#### [Your task]
Pictures do not belong in the copy; transcribe everything else in the records exactly.

#### [Excerpted data]
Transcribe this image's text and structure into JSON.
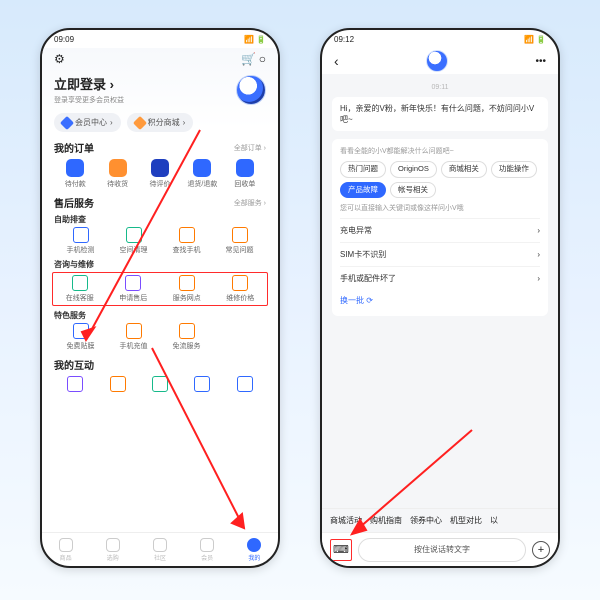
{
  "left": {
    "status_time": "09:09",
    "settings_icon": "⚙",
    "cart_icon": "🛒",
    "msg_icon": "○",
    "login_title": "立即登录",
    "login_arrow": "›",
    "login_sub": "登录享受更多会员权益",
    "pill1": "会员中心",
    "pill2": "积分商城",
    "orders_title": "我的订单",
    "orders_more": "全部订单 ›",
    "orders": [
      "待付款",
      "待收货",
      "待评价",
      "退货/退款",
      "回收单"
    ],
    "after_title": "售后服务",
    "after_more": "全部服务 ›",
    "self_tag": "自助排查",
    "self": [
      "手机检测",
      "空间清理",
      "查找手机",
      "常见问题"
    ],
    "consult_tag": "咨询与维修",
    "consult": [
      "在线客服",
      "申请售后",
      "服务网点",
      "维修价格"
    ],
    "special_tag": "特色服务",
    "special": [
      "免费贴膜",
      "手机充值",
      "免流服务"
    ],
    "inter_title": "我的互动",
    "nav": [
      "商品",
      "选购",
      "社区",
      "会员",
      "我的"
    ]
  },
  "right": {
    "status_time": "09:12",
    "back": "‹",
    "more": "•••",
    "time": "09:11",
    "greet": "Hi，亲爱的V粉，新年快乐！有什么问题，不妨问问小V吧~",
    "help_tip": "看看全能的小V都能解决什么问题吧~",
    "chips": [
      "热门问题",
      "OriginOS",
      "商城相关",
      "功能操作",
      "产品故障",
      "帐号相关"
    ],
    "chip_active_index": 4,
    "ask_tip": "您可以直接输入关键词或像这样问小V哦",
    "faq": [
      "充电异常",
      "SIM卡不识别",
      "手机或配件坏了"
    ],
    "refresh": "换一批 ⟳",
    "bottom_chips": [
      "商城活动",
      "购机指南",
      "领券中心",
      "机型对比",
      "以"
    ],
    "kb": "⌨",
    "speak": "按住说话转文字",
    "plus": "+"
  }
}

#### [Solved exercise]
Transcribe this image's text and structure into JSON.
{
  "left": {
    "status_time": "09:09",
    "settings_icon": "⚙",
    "cart_icon": "🛒",
    "msg_icon": "○",
    "login_title": "立即登录",
    "login_arrow": "›",
    "login_sub": "登录享受更多会员权益",
    "pill1": "会员中心",
    "pill2": "积分商城",
    "orders_title": "我的订单",
    "orders_more": "全部订单 ›",
    "orders": [
      "待付款",
      "待收货",
      "待评价",
      "退货/退款",
      "回收单"
    ],
    "after_title": "售后服务",
    "after_more": "全部服务 ›",
    "self_tag": "自助排查",
    "self": [
      "手机检测",
      "空间清理",
      "查找手机",
      "常见问题"
    ],
    "consult_tag": "咨询与维修",
    "consult": [
      "在线客服",
      "申请售后",
      "服务网点",
      "维修价格"
    ],
    "special_tag": "特色服务",
    "special": [
      "免费贴膜",
      "手机充值",
      "免流服务"
    ],
    "inter_title": "我的互动",
    "nav": [
      "商品",
      "选购",
      "社区",
      "会员",
      "我的"
    ]
  },
  "right": {
    "status_time": "09:12",
    "back": "‹",
    "more": "•••",
    "time": "09:11",
    "greet": "Hi，亲爱的V粉，新年快乐！有什么问题，不妨问问小V吧~",
    "help_tip": "看看全能的小V都能解决什么问题吧~",
    "chips": [
      "热门问题",
      "OriginOS",
      "商城相关",
      "功能操作",
      "产品故障",
      "帐号相关"
    ],
    "chip_active_index": 4,
    "ask_tip": "您可以直接输入关键词或像这样问小V哦",
    "faq": [
      "充电异常",
      "SIM卡不识别",
      "手机或配件坏了"
    ],
    "refresh": "换一批 ⟳",
    "bottom_chips": [
      "商城活动",
      "购机指南",
      "领券中心",
      "机型对比",
      "以"
    ],
    "kb": "⌨",
    "speak": "按住说话转文字",
    "plus": "+"
  }
}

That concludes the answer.